— TASK DIRECTIONS —
Substitute "panel-tag" for every "panel-label" in the rows from the line with "paragraph-line: szubglottális nyomás" to the line with "vocal-fold-outline bbox=[483, 1010, 492, 1087]", and give those rows again with nothing else changed.

··· LISTED RECORDS

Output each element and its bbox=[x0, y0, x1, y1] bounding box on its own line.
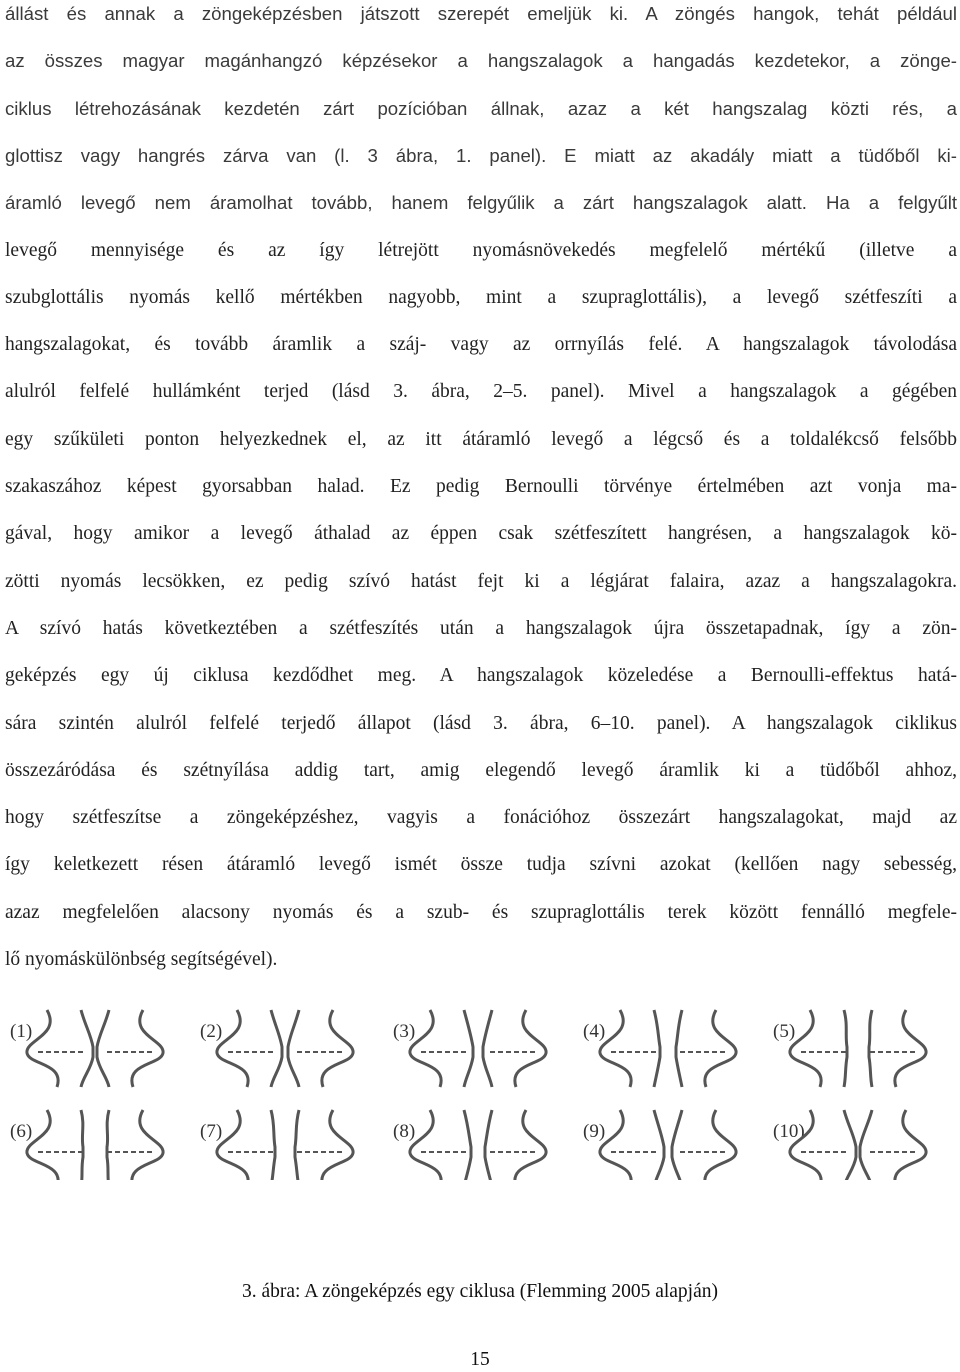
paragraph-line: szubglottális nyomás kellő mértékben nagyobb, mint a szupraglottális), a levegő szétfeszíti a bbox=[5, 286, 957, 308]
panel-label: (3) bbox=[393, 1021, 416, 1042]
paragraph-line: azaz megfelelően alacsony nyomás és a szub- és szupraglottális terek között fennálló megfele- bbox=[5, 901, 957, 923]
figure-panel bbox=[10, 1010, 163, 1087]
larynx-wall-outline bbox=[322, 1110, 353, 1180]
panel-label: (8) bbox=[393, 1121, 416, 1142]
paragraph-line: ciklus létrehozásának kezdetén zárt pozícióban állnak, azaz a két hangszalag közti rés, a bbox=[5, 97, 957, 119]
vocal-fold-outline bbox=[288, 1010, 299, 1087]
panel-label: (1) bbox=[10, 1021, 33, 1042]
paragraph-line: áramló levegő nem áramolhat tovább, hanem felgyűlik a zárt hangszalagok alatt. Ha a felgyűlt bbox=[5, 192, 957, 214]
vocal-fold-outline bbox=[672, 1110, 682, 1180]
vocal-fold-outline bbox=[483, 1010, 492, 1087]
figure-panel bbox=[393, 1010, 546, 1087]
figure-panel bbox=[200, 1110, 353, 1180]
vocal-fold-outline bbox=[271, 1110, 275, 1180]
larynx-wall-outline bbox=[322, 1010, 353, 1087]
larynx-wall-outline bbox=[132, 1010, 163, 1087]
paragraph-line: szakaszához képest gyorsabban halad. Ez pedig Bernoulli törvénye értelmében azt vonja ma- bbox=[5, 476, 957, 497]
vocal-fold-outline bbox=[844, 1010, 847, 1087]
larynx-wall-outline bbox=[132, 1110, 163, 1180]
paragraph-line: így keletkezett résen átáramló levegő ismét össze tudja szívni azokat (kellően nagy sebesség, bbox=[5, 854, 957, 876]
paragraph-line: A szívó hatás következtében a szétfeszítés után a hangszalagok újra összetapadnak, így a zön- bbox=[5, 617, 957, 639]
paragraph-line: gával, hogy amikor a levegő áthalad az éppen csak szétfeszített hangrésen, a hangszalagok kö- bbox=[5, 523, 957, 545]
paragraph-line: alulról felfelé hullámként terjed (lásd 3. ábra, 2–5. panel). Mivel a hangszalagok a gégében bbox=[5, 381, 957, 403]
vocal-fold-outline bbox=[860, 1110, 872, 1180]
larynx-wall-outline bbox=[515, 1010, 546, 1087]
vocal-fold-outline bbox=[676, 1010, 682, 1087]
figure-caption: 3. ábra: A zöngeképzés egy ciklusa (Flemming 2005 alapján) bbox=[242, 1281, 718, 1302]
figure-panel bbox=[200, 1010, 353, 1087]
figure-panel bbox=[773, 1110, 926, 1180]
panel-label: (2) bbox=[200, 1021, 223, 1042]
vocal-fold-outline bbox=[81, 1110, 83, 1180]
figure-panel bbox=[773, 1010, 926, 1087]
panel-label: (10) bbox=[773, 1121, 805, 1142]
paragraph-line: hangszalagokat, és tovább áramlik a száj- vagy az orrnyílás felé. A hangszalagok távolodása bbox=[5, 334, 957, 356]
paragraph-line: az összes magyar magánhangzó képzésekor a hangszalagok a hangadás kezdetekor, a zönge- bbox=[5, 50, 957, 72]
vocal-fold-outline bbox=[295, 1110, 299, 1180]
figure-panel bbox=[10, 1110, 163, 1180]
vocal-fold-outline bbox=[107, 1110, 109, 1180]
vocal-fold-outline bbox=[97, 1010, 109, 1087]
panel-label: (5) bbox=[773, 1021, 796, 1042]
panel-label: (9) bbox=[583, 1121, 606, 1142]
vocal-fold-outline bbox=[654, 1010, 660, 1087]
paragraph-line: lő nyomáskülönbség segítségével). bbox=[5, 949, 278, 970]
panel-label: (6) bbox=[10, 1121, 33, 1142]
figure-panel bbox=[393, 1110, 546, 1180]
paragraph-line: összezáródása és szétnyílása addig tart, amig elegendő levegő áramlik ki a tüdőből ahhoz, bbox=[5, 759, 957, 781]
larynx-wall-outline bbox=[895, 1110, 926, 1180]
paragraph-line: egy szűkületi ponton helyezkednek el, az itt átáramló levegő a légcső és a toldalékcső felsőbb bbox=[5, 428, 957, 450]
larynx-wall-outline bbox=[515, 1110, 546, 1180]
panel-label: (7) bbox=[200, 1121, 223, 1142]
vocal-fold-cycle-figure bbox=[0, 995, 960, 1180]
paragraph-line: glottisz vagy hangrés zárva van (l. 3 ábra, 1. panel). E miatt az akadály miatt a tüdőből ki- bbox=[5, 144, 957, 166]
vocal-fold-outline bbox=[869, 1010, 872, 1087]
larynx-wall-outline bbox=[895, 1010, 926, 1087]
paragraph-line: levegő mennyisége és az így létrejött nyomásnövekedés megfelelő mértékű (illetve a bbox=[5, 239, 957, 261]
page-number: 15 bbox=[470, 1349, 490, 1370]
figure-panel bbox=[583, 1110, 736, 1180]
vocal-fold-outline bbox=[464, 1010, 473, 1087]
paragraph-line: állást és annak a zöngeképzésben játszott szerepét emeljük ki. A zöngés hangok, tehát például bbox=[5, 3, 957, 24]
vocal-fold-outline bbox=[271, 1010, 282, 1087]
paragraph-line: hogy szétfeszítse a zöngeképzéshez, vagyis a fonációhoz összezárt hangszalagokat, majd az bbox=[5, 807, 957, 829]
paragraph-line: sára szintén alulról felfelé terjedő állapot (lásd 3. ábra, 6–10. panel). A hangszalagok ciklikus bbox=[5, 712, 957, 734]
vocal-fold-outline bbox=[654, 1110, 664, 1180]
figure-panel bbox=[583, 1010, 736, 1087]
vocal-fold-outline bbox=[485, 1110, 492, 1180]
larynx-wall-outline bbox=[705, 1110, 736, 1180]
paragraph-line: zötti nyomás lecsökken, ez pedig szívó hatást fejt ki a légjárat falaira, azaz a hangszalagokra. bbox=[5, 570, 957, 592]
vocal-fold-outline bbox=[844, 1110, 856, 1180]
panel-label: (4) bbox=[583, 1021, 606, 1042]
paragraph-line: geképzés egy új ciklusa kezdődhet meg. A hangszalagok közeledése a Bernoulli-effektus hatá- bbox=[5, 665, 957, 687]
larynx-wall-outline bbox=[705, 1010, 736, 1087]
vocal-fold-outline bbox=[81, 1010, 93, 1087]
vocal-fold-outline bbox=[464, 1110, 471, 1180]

······

— CORRECT RESULT —
paragraph-line: szubglottális nyomás kellő mértékben nagyobb, mint a szupraglottális), a levegő szétfeszíti a bbox=[5, 286, 957, 308]
panel-tag: (3) bbox=[393, 1021, 416, 1042]
paragraph-line: azaz megfelelően alacsony nyomás és a szub- és szupraglottális terek között fennálló megfele- bbox=[5, 901, 957, 923]
figure-panel bbox=[10, 1010, 163, 1087]
larynx-wall-outline bbox=[322, 1110, 353, 1180]
panel-tag: (8) bbox=[393, 1121, 416, 1142]
paragraph-line: ciklus létrehozásának kezdetén zárt pozícióban állnak, azaz a két hangszalag közti rés, a bbox=[5, 97, 957, 119]
vocal-fold-outline bbox=[288, 1010, 299, 1087]
panel-tag: (1) bbox=[10, 1021, 33, 1042]
paragraph-line: áramló levegő nem áramolhat tovább, hanem felgyűlik a zárt hangszalagok alatt. Ha a felgyűlt bbox=[5, 192, 957, 214]
vocal-fold-outline bbox=[672, 1110, 682, 1180]
vocal-fold-outline bbox=[483, 1010, 492, 1087]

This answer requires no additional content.